Records of document pages
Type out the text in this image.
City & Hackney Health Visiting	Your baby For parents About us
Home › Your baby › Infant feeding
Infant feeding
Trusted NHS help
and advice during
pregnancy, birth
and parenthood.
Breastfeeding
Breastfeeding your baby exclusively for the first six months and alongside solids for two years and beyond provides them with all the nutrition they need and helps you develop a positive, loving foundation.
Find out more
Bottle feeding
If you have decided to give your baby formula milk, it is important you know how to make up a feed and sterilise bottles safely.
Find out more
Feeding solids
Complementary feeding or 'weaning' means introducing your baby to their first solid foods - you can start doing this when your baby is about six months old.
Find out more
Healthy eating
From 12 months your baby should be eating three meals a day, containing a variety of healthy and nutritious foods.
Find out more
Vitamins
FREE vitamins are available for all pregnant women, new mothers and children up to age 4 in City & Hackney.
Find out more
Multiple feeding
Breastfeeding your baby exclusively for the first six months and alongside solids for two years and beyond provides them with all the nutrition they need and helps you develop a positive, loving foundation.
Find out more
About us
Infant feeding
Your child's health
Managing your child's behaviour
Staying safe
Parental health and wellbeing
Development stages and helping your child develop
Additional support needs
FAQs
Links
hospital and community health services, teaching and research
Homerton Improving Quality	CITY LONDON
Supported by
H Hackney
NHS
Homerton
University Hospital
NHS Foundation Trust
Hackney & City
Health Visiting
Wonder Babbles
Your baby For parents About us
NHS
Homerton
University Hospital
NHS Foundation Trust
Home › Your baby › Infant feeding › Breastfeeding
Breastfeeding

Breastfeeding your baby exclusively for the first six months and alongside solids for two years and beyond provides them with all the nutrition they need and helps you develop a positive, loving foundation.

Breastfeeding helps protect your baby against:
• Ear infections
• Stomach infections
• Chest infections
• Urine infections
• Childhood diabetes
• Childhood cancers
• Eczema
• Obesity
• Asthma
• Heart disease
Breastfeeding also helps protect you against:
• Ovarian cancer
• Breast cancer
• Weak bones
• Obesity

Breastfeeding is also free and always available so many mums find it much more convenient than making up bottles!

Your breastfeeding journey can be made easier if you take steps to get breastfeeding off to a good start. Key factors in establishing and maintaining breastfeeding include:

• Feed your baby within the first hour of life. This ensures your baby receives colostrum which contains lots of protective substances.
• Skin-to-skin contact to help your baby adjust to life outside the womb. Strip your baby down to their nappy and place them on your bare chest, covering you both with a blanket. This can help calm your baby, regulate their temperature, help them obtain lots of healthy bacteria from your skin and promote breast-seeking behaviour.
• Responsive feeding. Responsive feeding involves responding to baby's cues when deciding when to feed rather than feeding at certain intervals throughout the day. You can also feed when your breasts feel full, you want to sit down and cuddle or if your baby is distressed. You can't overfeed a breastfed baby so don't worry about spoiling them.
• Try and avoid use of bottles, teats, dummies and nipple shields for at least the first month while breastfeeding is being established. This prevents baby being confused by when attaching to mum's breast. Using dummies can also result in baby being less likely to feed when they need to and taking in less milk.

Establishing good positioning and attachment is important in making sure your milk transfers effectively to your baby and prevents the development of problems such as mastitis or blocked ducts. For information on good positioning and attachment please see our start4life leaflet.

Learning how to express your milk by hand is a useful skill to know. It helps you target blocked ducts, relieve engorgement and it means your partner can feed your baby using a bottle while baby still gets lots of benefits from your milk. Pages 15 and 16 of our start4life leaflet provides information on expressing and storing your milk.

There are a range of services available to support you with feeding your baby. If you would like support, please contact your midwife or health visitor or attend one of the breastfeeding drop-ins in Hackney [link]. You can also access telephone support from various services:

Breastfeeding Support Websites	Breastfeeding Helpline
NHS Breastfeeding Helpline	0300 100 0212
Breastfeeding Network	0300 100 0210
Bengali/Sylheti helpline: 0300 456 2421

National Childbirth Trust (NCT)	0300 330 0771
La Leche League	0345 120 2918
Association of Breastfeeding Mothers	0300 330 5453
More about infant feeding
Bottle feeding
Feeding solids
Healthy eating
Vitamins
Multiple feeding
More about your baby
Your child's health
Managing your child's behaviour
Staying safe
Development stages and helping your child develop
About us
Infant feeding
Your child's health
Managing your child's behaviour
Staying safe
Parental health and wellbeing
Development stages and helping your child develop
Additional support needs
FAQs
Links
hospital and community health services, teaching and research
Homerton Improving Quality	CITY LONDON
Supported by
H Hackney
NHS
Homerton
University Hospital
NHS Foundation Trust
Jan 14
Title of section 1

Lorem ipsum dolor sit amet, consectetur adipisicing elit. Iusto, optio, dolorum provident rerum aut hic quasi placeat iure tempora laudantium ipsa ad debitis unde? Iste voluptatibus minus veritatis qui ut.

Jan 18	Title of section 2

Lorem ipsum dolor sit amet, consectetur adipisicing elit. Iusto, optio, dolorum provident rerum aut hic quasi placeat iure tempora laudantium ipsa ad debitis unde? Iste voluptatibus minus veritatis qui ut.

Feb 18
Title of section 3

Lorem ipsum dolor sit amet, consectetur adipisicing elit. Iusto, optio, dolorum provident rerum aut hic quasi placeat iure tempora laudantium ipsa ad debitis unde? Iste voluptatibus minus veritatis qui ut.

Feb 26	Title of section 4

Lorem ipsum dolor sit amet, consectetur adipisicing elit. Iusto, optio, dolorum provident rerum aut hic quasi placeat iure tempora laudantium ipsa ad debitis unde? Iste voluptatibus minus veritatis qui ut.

▶ [EXERCISE]: Retype all of the data shown above, word for word.

▶ [SOLUTION FOR THIS TASK]:
Type out the text in this image.
City & Hackney Health Visiting	Your baby For parents About us
Home › Your baby › Infant feeding
Infant feeding
Trusted NHS help
and advice during
pregnancy, birth
and parenthood.
Breastfeeding
Breastfeeding your baby exclusively for the first six months and alongside solids for two years and beyond provides them with all the nutrition they need and helps you develop a positive, loving foundation.
Find out more
Bottle feeding
If you have decided to give your baby formula milk, it is important you know how to make up a feed and sterilise bottles safely.
Find out more
Feeding solids
Complementary feeding or 'weaning' means introducing your baby to their first solid foods - you can start doing this when your baby is about six months old.
Find out more
Healthy eating
From 12 months your baby should be eating three meals a day, containing a variety of healthy and nutritious foods.
Find out more
Vitamins
FREE vitamins are available for all pregnant women, new mothers and children up to age 4 in City & Hackney.
Find out more
Multiple feeding
Breastfeeding your baby exclusively for the first six months and alongside solids for two years and beyond provides them with all the nutrition they need and helps you develop a positive, loving foundation.
Find out more
About us
Infant feeding
Your child's health
Managing your child's behaviour
Staying safe
Parental health and wellbeing
Development stages and helping your child develop
Additional support needs
FAQs
Links
hospital and community health services, teaching and research
Homerton Improving Quality	CITY LONDON
Supported by
H Hackney
NHS
Homerton
University Hospital
NHS Foundation Trust
Hackney & City
Health Visiting
Wonder Babbles
Your baby For parents About us
NHS
Homerton
University Hospital
NHS Foundation Trust
Home › Your baby › Infant feeding › Breastfeeding
Breastfeeding

Breastfeeding your baby exclusively for the first six months and alongside solids for two years and beyond provides them with all the nutrition they need and helps you develop a positive, loving foundation.

Breastfeeding helps protect your baby against:
• Ear infections
• Stomach infections
• Chest infections
• Urine infections
• Childhood diabetes
• Childhood cancers
• Eczema
• Obesity
• Asthma
• Heart disease
Breastfeeding also helps protect you against:
• Ovarian cancer
• Breast cancer
• Weak bones
• Obesity

Breastfeeding is also free and always available so many mums find it much more convenient than making up bottles!

Your breastfeeding journey can be made easier if you take steps to get breastfeeding off to a good start. Key factors in establishing and maintaining breastfeeding include:

• Feed your baby within the first hour of life. This ensures your baby receives colostrum which contains lots of protective substances.
• Skin-to-skin contact to help your baby adjust to life outside the womb. Strip your baby down to their nappy and place them on your bare chest, covering you both with a blanket. This can help calm your baby, regulate their temperature, help them obtain lots of healthy bacteria from your skin and promote breast-seeking behaviour.
• Responsive feeding. Responsive feeding involves responding to baby's cues when deciding when to feed rather than feeding at certain intervals throughout the day. You can also feed when your breasts feel full, you want to sit down and cuddle or if your baby is distressed. You can't overfeed a breastfed baby so don't worry about spoiling them.
• Try and avoid use of bottles, teats, dummies and nipple shields for at least the first month while breastfeeding is being established. This prevents baby being confused by when attaching to mum's breast. Using dummies can also result in baby being less likely to feed when they need to and taking in less milk.

Establishing good positioning and attachment is important in making sure your milk transfers effectively to your baby and prevents the development of problems such as mastitis or blocked ducts. For information on good positioning and attachment please see our start4life leaflet.

Learning how to express your milk by hand is a useful skill to know. It helps you target blocked ducts, relieve engorgement and it means your partner can feed your baby using a bottle while baby still gets lots of benefits from your milk. Pages 15 and 16 of our start4life leaflet provides information on expressing and storing your milk.

There are a range of services available to support you with feeding your baby. If you would like support, please contact your midwife or health visitor or attend one of the breastfeeding drop-ins in Hackney [link]. You can also access telephone support from various services:

Breastfeeding Support Websites	Breastfeeding Helpline
NHS Breastfeeding Helpline	0300 100 0212
Breastfeeding Network	0300 100 0210
Bengali/Sylheti helpline: 0300 456 2421

National Childbirth Trust (NCT)	0300 330 0771
La Leche League	0345 120 2918
Association of Breastfeeding Mothers	0300 330 5453
More about infant feeding
Bottle feeding
Feeding solids
Healthy eating
Vitamins
Multiple feeding
More about your baby
Your child's health
Managing your child's behaviour
Staying safe
Development stages and helping your child develop
About us
Infant feeding
Your child's health
Managing your child's behaviour
Staying safe
Parental health and wellbeing
Development stages and helping your child develop
Additional support needs
FAQs
Links
hospital and community health services, teaching and research
Homerton Improving Quality	CITY LONDON
Supported by
H Hackney
NHS
Homerton
University Hospital
NHS Foundation Trust
Jan 14
Title of section 1

Lorem ipsum dolor sit amet, consectetur adipisicing elit. Iusto, optio, dolorum provident rerum aut hic quasi placeat iure tempora laudantium ipsa ad debitis unde? Iste voluptatibus minus veritatis qui ut.

Jan 18	Title of section 2

Lorem ipsum dolor sit amet, consectetur adipisicing elit. Iusto, optio, dolorum provident rerum aut hic quasi placeat iure tempora laudantium ipsa ad debitis unde? Iste voluptatibus minus veritatis qui ut.

Feb 18
Title of section 3

Lorem ipsum dolor sit amet, consectetur adipisicing elit. Iusto, optio, dolorum provident rerum aut hic quasi placeat iure tempora laudantium ipsa ad debitis unde? Iste voluptatibus minus veritatis qui ut.

Feb 26	Title of section 4

Lorem ipsum dolor sit amet, consectetur adipisicing elit. Iusto, optio, dolorum provident rerum aut hic quasi placeat iure tempora laudantium ipsa ad debitis unde? Iste voluptatibus minus veritatis qui ut.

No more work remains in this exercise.